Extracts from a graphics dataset
....................

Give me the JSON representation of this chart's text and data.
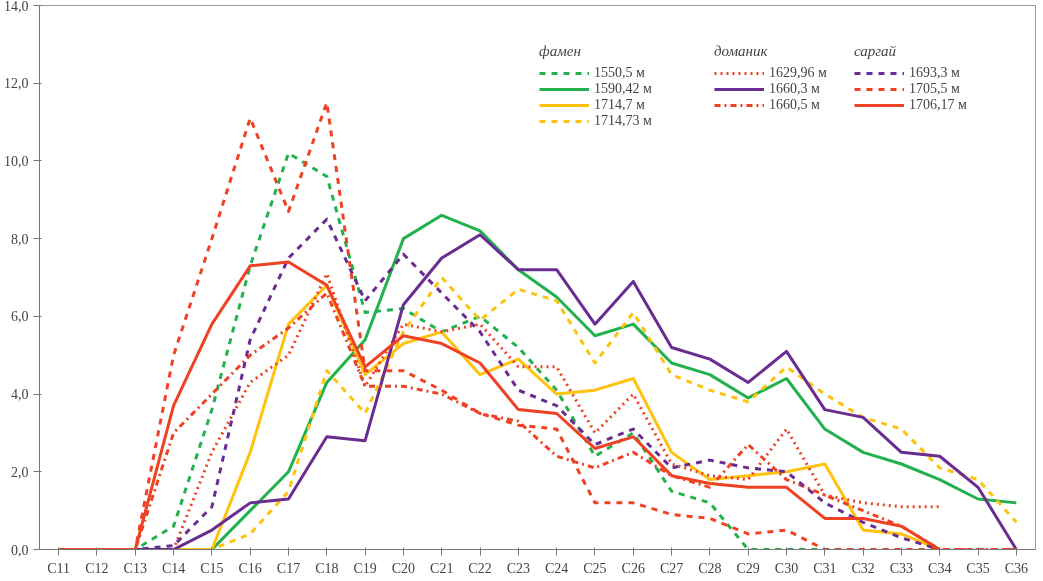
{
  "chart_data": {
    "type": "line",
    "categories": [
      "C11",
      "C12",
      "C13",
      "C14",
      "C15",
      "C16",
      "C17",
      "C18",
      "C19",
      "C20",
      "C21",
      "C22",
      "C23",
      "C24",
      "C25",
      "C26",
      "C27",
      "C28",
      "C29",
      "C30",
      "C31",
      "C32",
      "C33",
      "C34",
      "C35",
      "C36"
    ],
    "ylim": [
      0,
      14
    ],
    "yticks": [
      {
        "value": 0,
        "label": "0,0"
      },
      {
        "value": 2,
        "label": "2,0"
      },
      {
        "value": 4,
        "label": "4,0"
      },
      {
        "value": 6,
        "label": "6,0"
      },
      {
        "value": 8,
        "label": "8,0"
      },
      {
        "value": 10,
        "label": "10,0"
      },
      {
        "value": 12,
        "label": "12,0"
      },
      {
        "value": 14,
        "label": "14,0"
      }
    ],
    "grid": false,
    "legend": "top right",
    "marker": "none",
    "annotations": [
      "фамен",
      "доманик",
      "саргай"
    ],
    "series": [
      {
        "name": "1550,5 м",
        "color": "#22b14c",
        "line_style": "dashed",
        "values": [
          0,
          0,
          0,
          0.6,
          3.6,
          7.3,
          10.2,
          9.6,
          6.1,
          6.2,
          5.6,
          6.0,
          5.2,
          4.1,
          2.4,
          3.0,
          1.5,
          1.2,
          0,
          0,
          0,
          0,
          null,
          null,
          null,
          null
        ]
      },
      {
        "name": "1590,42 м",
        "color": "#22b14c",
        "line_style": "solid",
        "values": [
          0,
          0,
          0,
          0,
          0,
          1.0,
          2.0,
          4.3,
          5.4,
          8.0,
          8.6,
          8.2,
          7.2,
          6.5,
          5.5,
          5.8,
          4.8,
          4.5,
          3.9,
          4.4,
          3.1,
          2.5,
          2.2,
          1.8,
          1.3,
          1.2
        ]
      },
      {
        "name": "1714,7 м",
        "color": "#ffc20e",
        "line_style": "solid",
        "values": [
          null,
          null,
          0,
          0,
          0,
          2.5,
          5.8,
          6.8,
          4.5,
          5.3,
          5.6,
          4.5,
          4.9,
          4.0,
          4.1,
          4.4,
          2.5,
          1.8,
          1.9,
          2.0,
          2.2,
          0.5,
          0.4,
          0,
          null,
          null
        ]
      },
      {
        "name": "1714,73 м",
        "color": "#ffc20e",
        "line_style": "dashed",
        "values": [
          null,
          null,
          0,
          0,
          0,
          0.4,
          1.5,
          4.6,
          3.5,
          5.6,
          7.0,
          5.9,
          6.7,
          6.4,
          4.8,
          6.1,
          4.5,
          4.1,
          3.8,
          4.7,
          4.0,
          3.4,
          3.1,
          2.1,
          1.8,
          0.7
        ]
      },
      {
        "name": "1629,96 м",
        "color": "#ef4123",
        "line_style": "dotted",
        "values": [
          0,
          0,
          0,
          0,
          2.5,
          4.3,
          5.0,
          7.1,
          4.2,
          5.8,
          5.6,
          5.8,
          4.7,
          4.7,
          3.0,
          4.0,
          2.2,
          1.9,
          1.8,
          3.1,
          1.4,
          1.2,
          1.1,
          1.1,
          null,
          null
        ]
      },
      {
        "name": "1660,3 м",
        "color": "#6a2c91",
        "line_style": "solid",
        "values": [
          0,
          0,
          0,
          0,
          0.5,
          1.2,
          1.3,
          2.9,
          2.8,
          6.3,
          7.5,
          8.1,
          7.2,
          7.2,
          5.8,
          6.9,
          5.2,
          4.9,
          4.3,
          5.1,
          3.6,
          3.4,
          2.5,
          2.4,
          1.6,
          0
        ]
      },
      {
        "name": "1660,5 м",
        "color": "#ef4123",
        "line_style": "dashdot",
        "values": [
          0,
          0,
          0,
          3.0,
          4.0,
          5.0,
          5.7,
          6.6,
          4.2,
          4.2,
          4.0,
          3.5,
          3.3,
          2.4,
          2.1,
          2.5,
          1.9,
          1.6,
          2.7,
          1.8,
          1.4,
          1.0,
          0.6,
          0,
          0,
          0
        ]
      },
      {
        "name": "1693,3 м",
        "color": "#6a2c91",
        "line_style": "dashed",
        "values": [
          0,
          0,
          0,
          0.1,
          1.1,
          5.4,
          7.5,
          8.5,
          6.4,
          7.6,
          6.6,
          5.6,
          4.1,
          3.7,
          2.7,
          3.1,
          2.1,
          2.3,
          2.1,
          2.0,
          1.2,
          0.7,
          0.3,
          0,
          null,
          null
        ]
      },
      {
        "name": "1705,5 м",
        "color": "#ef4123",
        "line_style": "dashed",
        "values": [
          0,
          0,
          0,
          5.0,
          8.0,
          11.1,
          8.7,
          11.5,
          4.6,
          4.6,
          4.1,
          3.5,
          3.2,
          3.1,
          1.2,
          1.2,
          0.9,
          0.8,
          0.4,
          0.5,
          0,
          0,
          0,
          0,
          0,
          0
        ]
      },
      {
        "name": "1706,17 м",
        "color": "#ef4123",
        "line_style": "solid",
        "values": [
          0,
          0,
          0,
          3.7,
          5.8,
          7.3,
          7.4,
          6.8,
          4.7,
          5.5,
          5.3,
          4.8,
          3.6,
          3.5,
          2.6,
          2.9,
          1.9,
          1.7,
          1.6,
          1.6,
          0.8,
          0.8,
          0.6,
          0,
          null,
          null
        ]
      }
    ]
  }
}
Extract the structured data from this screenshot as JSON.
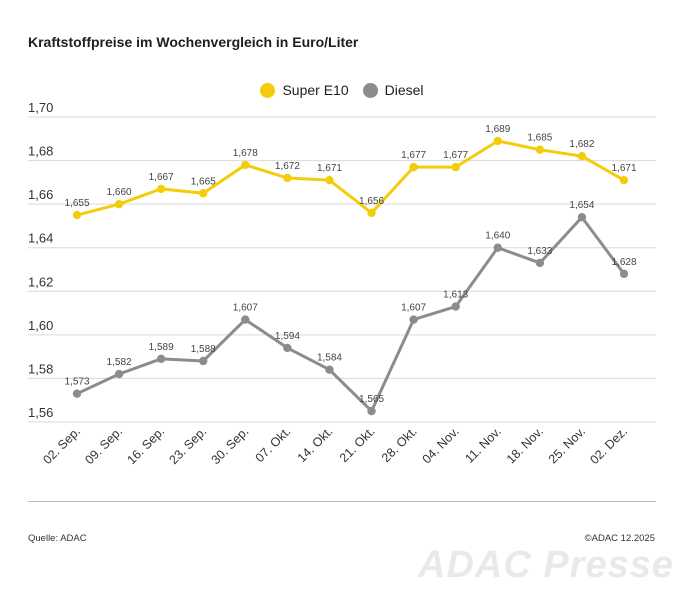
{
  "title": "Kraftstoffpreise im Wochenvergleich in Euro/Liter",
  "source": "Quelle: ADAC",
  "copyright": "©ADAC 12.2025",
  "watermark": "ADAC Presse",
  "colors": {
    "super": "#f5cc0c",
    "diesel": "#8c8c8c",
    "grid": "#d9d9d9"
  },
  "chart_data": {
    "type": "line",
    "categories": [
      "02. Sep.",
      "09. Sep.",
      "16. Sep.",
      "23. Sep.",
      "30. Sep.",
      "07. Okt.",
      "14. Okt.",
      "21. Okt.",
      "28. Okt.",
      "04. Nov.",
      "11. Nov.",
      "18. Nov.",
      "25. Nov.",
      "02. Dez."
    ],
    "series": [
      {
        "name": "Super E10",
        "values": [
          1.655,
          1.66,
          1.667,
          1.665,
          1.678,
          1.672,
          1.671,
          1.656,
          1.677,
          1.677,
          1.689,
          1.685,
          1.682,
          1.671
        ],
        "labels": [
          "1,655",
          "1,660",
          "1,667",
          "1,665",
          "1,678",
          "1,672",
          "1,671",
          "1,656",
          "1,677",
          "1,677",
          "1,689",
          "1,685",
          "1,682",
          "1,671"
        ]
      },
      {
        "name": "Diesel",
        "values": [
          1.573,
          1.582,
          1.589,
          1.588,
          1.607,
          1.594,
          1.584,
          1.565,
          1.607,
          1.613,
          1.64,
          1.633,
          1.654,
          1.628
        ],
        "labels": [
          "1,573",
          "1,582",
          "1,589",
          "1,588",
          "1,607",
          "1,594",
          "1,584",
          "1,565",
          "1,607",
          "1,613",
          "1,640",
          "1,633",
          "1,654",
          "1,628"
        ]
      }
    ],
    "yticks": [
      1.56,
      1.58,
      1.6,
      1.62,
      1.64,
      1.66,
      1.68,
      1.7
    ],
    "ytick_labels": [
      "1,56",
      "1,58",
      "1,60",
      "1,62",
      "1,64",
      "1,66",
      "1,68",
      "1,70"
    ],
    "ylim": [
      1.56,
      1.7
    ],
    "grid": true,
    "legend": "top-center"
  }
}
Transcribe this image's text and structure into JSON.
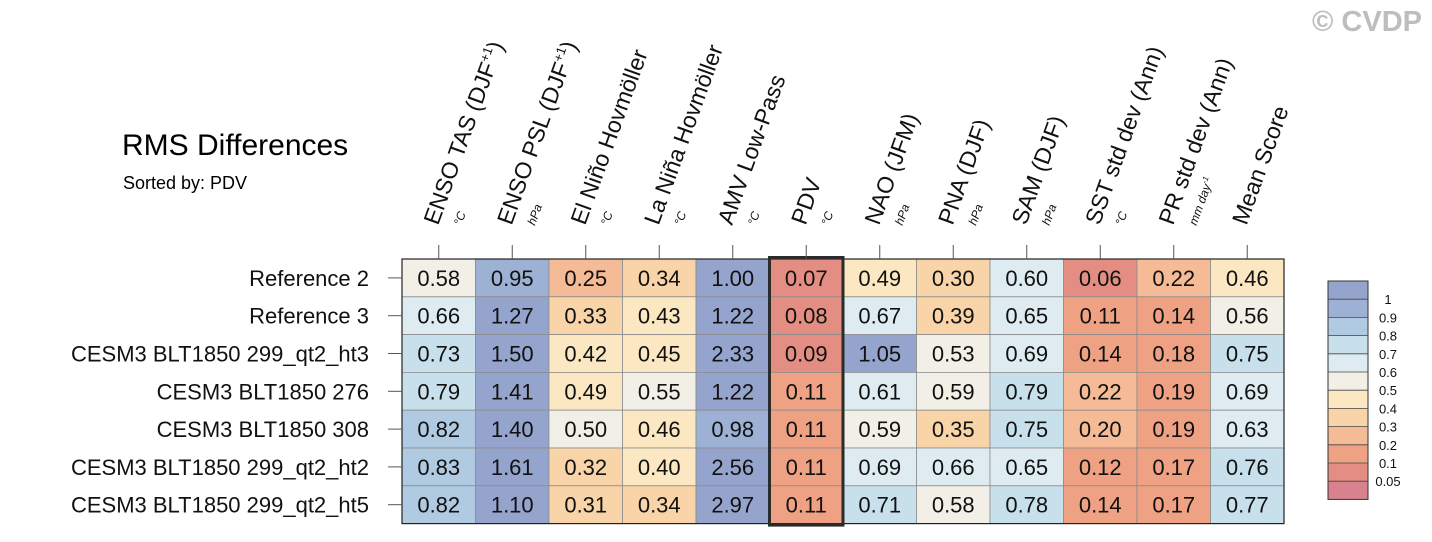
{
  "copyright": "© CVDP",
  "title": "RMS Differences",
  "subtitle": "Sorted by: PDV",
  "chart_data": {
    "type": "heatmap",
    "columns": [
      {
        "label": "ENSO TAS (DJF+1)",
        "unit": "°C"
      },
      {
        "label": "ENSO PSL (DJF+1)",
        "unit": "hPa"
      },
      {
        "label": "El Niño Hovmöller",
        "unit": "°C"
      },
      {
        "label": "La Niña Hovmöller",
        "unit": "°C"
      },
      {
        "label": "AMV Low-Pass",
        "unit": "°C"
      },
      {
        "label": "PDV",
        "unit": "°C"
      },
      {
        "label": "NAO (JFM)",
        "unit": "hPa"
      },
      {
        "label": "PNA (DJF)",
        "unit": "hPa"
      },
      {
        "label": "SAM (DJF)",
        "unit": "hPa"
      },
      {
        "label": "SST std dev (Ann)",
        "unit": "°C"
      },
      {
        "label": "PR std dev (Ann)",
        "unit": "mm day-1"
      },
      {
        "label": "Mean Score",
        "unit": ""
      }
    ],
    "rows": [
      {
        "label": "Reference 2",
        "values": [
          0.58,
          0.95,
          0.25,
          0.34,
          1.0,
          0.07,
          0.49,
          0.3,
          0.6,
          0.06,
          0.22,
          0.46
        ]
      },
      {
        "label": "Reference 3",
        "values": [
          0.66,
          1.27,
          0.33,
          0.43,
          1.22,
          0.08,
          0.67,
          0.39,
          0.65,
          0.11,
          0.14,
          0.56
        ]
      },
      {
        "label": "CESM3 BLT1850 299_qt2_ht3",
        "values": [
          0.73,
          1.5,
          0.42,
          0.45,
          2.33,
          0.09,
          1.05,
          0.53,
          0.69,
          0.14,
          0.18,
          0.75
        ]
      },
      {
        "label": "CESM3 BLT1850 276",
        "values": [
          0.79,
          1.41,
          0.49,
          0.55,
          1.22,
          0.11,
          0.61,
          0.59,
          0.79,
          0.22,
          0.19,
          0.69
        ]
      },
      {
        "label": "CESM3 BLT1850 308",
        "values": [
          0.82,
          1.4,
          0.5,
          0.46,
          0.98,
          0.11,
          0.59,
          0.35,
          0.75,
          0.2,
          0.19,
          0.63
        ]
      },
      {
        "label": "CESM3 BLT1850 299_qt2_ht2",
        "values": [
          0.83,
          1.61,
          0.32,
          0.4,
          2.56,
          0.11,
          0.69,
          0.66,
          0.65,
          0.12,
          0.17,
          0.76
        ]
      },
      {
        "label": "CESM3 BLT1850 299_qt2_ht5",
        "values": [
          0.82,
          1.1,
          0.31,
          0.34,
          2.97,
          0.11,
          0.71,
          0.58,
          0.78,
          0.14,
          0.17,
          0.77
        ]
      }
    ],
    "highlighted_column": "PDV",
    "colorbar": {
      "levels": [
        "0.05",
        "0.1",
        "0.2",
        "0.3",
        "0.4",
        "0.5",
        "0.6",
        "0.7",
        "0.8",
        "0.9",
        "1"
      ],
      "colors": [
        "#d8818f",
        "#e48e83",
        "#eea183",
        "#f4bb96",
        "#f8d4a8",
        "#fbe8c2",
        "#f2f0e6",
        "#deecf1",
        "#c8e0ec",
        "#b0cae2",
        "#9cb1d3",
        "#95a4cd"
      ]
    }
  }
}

....................

Read through the data and copy every line where "copyright" shows up.

(RESPONSE TO THIS TASK)
  "copyright": "©ADAC 12.2025",
  "copyright": "© CVDP",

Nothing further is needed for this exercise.